- Work instructions
Reproduce the material in full, exactly as written.

Records excerpted from a collection
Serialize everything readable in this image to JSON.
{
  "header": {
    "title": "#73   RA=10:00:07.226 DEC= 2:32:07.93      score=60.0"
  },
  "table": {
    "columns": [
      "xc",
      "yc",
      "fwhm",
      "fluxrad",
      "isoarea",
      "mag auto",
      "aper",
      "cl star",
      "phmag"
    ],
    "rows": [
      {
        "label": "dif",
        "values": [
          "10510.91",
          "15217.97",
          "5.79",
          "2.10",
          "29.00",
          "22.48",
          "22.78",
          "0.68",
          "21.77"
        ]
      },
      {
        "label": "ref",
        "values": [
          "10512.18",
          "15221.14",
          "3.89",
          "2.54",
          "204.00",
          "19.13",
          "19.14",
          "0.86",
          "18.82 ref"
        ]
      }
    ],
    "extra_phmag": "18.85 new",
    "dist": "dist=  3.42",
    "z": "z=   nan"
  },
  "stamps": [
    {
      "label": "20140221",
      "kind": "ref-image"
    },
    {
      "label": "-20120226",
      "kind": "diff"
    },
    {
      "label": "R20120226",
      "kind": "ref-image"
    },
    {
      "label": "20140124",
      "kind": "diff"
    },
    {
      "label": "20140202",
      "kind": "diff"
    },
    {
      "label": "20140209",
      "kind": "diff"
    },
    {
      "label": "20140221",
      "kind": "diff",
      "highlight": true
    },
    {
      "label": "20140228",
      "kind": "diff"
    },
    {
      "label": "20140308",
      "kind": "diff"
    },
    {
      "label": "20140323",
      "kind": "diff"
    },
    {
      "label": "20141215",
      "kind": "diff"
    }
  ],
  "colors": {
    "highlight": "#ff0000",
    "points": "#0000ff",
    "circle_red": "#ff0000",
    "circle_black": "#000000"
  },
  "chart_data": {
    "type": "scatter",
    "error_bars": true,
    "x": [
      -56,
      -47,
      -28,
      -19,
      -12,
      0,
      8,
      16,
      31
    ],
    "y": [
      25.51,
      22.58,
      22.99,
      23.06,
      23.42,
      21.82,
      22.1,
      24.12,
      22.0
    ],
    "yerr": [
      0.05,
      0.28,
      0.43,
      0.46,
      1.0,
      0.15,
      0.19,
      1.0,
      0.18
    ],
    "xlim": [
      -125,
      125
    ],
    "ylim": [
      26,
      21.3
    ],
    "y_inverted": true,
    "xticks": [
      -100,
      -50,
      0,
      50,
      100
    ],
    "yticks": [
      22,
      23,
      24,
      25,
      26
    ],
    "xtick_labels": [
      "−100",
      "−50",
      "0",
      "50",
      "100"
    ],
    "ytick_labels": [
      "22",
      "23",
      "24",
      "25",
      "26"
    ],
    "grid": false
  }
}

- Task response
Serialize everything readable in this image to JSON.
{
  "header": {
    "title": "#73   RA=10:00:07.226 DEC= 2:32:07.93      score=60.0"
  },
  "table": {
    "columns": [
      "xc",
      "yc",
      "fwhm",
      "fluxrad",
      "isoarea",
      "mag auto",
      "aper",
      "cl star",
      "phmag"
    ],
    "rows": [
      {
        "label": "dif",
        "values": [
          "10510.91",
          "15217.97",
          "5.79",
          "2.10",
          "29.00",
          "22.48",
          "22.78",
          "0.68",
          "21.77"
        ]
      },
      {
        "label": "ref",
        "values": [
          "10512.18",
          "15221.14",
          "3.89",
          "2.54",
          "204.00",
          "19.13",
          "19.14",
          "0.86",
          "18.82 ref"
        ]
      }
    ],
    "extra_phmag": "18.85 new",
    "dist": "dist=  3.42",
    "z": "z=   nan"
  },
  "stamps": [
    {
      "label": "20140221",
      "kind": "ref-image"
    },
    {
      "label": "-20120226",
      "kind": "diff"
    },
    {
      "label": "R20120226",
      "kind": "ref-image"
    },
    {
      "label": "20140124",
      "kind": "diff"
    },
    {
      "label": "20140202",
      "kind": "diff"
    },
    {
      "label": "20140209",
      "kind": "diff"
    },
    {
      "label": "20140221",
      "kind": "diff",
      "highlight": true
    },
    {
      "label": "20140228",
      "kind": "diff"
    },
    {
      "label": "20140308",
      "kind": "diff"
    },
    {
      "label": "20140323",
      "kind": "diff"
    },
    {
      "label": "20141215",
      "kind": "diff"
    }
  ],
  "colors": {
    "highlight": "#ff0000",
    "points": "#0000ff",
    "circle_red": "#ff0000",
    "circle_black": "#000000"
  },
  "chart_data": {
    "type": "scatter",
    "error_bars": true,
    "x": [
      -56,
      -47,
      -28,
      -19,
      -12,
      0,
      8,
      16,
      31
    ],
    "y": [
      25.51,
      22.58,
      22.99,
      23.06,
      23.42,
      21.82,
      22.1,
      24.12,
      22.0
    ],
    "yerr": [
      0.05,
      0.28,
      0.43,
      0.46,
      1.0,
      0.15,
      0.19,
      1.0,
      0.18
    ],
    "xlim": [
      -125,
      125
    ],
    "ylim": [
      26,
      21.3
    ],
    "y_inverted": true,
    "xticks": [
      -100,
      -50,
      0,
      50,
      100
    ],
    "yticks": [
      22,
      23,
      24,
      25,
      26
    ],
    "xtick_labels": [
      "−100",
      "−50",
      "0",
      "50",
      "100"
    ],
    "ytick_labels": [
      "22",
      "23",
      "24",
      "25",
      "26"
    ],
    "grid": false
  }
}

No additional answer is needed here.